─── Input for this task

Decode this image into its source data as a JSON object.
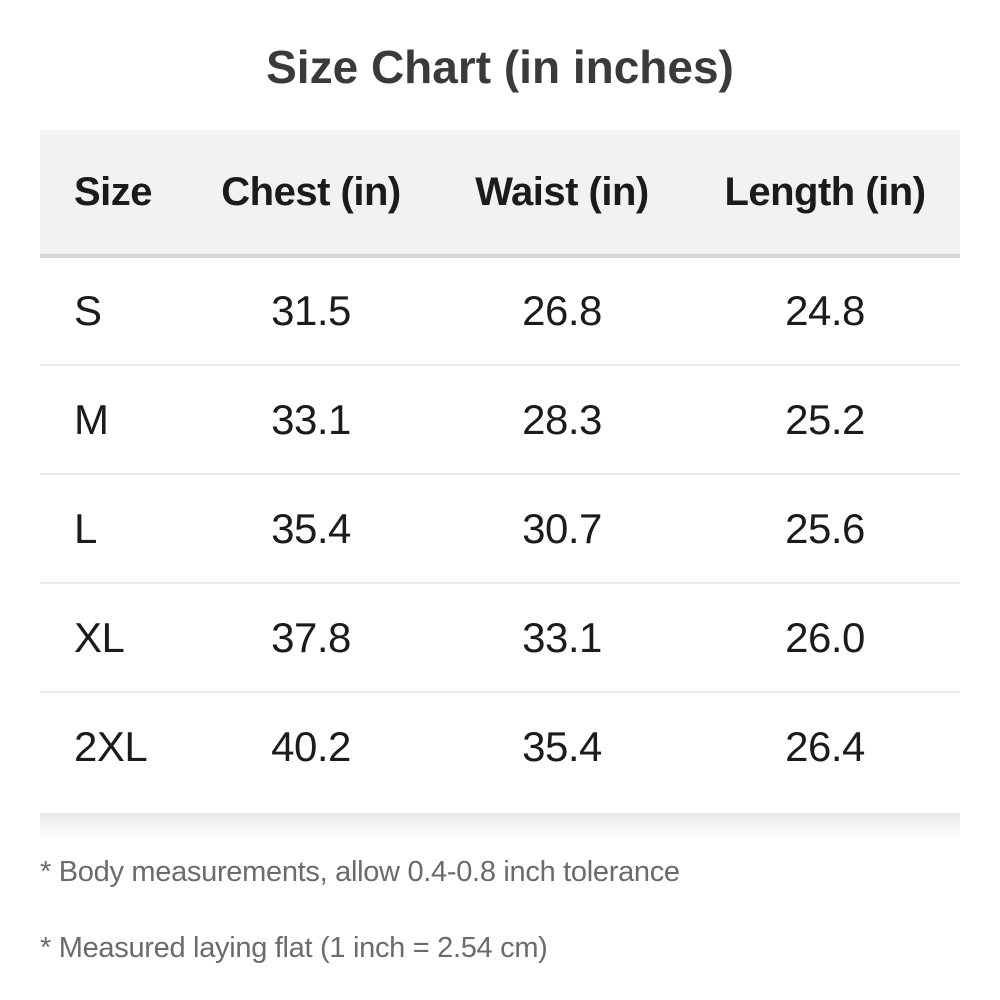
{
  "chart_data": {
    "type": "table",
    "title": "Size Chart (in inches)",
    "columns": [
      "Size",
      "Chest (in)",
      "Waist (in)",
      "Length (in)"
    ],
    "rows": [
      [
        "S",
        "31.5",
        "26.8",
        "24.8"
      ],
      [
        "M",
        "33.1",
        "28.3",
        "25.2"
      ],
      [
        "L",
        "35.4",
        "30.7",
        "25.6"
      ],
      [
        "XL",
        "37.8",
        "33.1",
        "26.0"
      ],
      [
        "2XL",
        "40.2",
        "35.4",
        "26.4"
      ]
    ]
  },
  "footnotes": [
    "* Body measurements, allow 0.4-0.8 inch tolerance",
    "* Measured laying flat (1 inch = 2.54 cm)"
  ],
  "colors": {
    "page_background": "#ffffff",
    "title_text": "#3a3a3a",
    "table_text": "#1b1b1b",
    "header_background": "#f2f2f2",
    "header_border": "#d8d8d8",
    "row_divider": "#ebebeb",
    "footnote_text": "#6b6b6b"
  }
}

──────

What you should do: Pictures stay out; repeat all the rest of the records exactly.

Response to the exercise:
Decode this image into its source data as a JSON object.
{
  "chart_data": {
    "type": "table",
    "title": "Size Chart (in inches)",
    "columns": [
      "Size",
      "Chest (in)",
      "Waist (in)",
      "Length (in)"
    ],
    "rows": [
      [
        "S",
        "31.5",
        "26.8",
        "24.8"
      ],
      [
        "M",
        "33.1",
        "28.3",
        "25.2"
      ],
      [
        "L",
        "35.4",
        "30.7",
        "25.6"
      ],
      [
        "XL",
        "37.8",
        "33.1",
        "26.0"
      ],
      [
        "2XL",
        "40.2",
        "35.4",
        "26.4"
      ]
    ]
  },
  "footnotes": [
    "* Body measurements, allow 0.4-0.8 inch tolerance",
    "* Measured laying flat (1 inch = 2.54 cm)"
  ],
  "colors": {
    "page_background": "#ffffff",
    "title_text": "#3a3a3a",
    "table_text": "#1b1b1b",
    "header_background": "#f2f2f2",
    "header_border": "#d8d8d8",
    "row_divider": "#ebebeb",
    "footnote_text": "#6b6b6b"
  }
}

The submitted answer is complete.